• MATERIAL SHOWN:
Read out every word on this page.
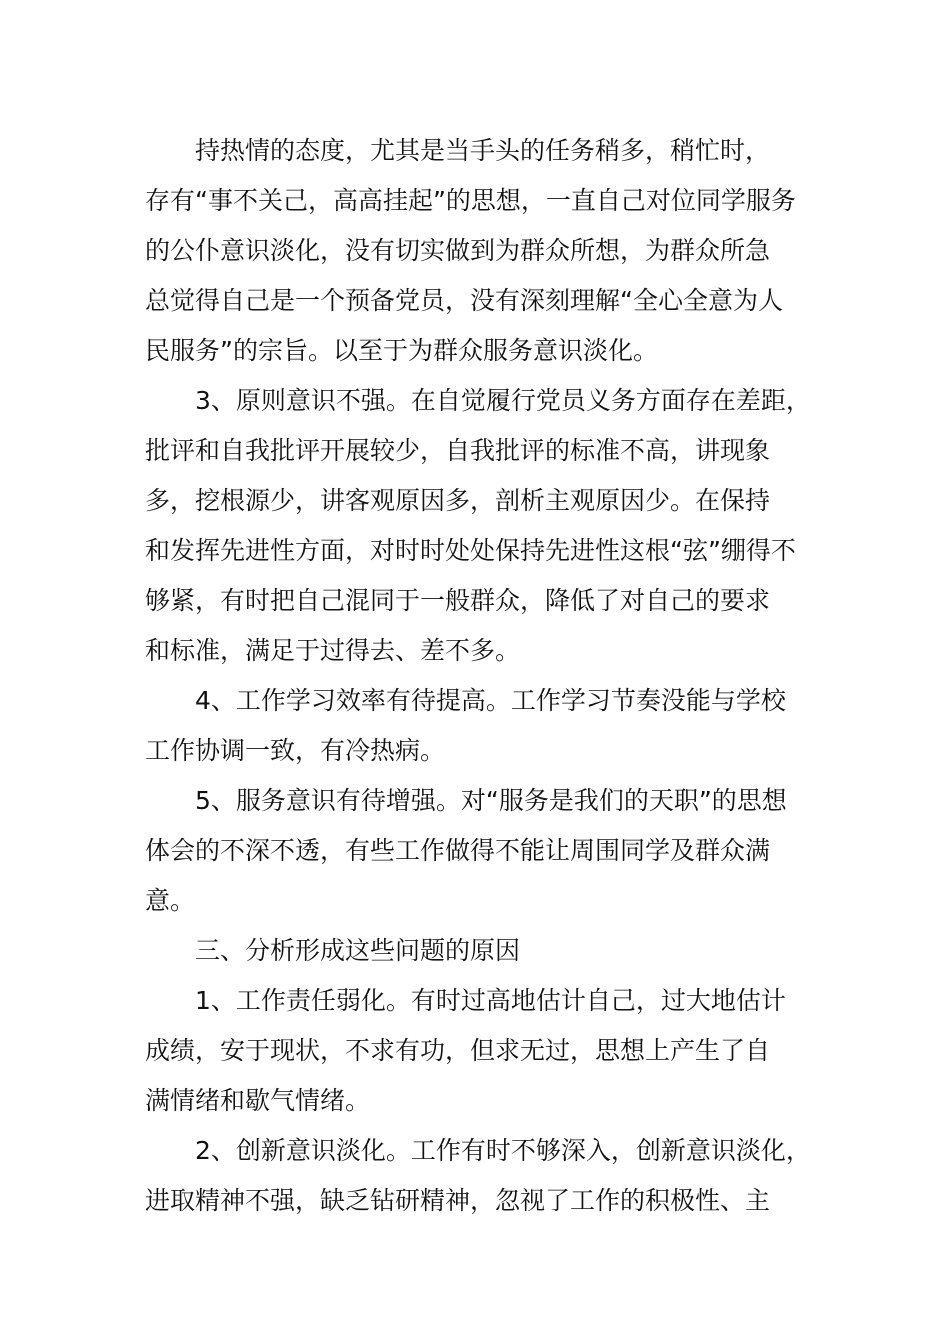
持热情的态度，尤其是当手头的任务稍多，稍忙时，
存有“事不关己，高高挂起”的思想，一直自己对位同学服务
的公仆意识淡化，没有切实做到为群众所想，为群众所急
总觉得自己是一个预备党员，没有深刻理解“全心全意为人
民服务”的宗旨。以至于为群众服务意识淡化。
3、原则意识不强。在自觉履行党员义务方面存在差距，
批评和自我批评开展较少，自我批评的标准不高，讲现象
多，挖根源少，讲客观原因多，剖析主观原因少。在保持
和发挥先进性方面，对时时处处保持先进性这根“弦”绷得不
够紧，有时把自己混同于一般群众，降低了对自己的要求
和标准，满足于过得去、差不多。
4、工作学习效率有待提高。工作学习节奏没能与学校
工作协调一致，有冷热病。
5、服务意识有待增强。对“服务是我们的天职”的思想
体会的不深不透，有些工作做得不能让周围同学及群众满
意。
三、分析形成这些问题的原因
1、工作责任弱化。有时过高地估计自己，过大地估计
成绩，安于现状，不求有功，但求无过，思想上产生了自
满情绪和歇气情绪。
2、创新意识淡化。工作有时不够深入，创新意识淡化，
进取精神不强，缺乏钻研精神，忽视了工作的积极性、主
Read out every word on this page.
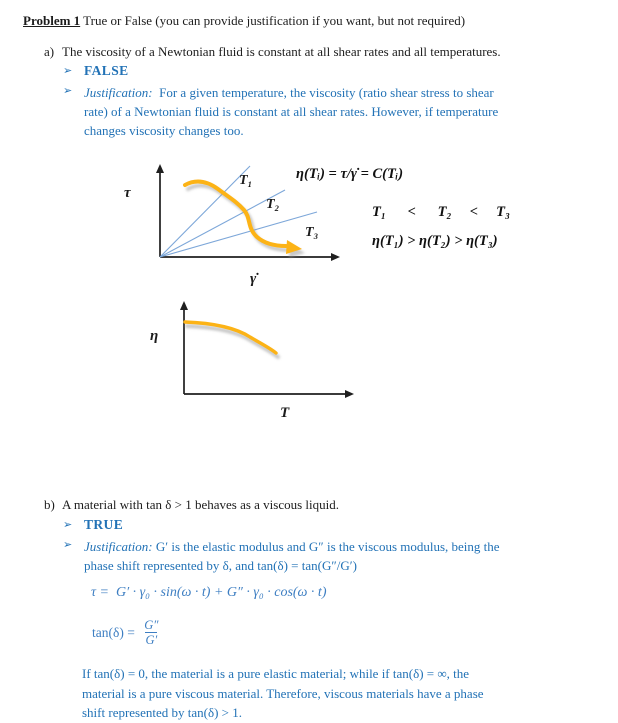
Problem 1 True or False (you can provide justification if you want, but not required)

a) The viscosity of a Newtonian fluid is constant at all shear rates and all temperatures.
➢ FALSE
➢ Justification:  For a given temperature, the viscosity (ratio shear stress to shear
rate) of a Newtonian fluid is constant at all shear rates. However, if temperature
changes viscosity changes too.
τ
γ̇
T₁
T₂
T₃
η(Tᵢ) = τ/γ̇ = C(Tᵢ)
T₁      <      T₂     <     T₃
η(T₁) > η(T₂) > η(T₃)
η
T
b) A material with tan δ > 1 behaves as a viscous liquid.
➢ TRUE
➢ Justification: G′ is the elastic modulus and G″ is the viscous modulus, being the
phase shift represented by δ, and tan(δ) = tan(G″/G′)
τ =  G′ · γ₀ · sin(ω · t) + G″ · γ₀ · cos(ω · t)
$\tan(\delta) = \frac{G''}{G'}$
If tan(δ) = 0, the material is a pure elastic material; while if tan(δ) = ∞, the
material is a pure viscous material. Therefore, viscous materials have a phase
shift represented by tan(δ) > 1.
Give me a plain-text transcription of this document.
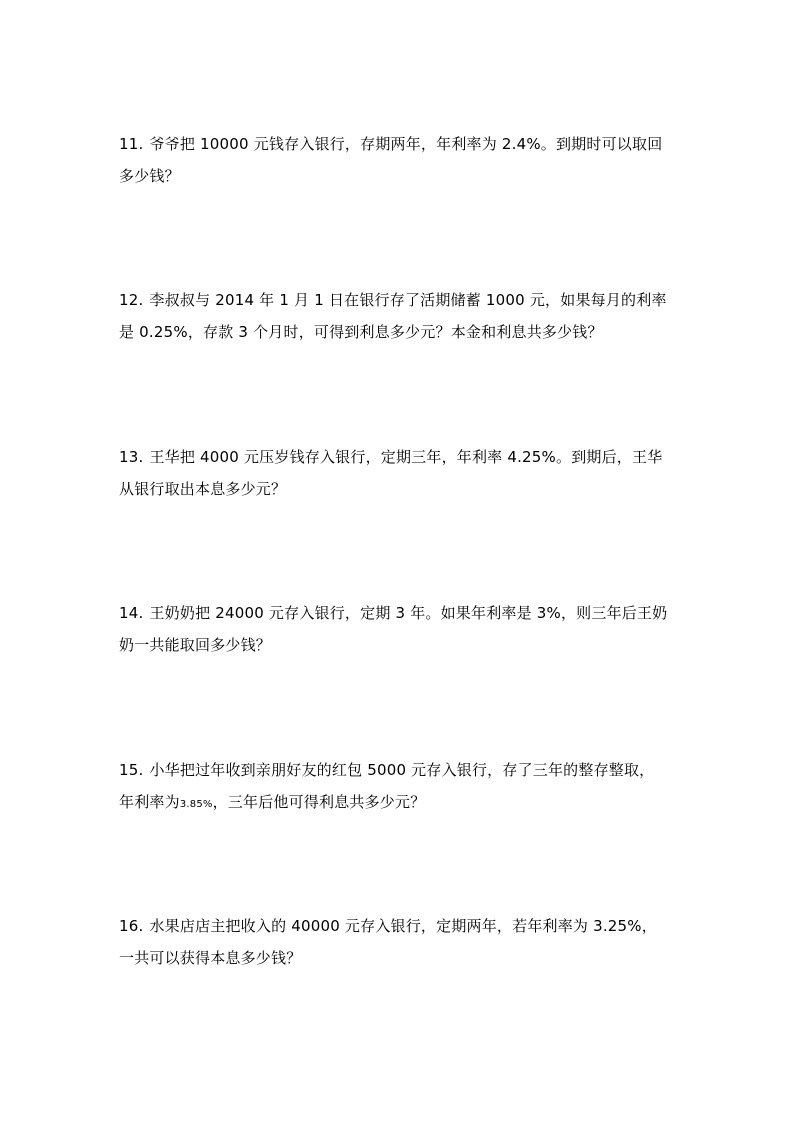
11. 爷爷把 10000 元钱存入银行，存期两年，年利率为 2.4%。到期时可以取回

多少钱？

12. 李叔叔与 2014 年 1 月 1 日在银行存了活期储蓄 1000 元，如果每月的利率

是 0.25%，存款 3 个月时，可得到利息多少元？本金和利息共多少钱？

13. 王华把 4000 元压岁钱存入银行，定期三年，年利率 4.25%。到期后，王华

从银行取出本息多少元？

14. 王奶奶把 24000 元存入银行，定期 3 年。如果年利率是 3%，则三年后王奶

奶一共能取回多少钱？

15. 小华把过年收到亲朋好友的红包 5000 元存入银行，存了三年的整存整取，

年利率为3.85%，三年后他可得利息共多少元？

16. 水果店店主把收入的 40000 元存入银行，定期两年，若年利率为 3.25%，

一共可以获得本息多少钱？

• OBJECTIVE: Within the data above, pick out all lines holding the word "constant".

• RESPONSE:
a) The viscosity of a Newtonian fluid is constant at all shear rates and all temperatures.
rate) of a Newtonian fluid is constant at all shear rates. However, if temperature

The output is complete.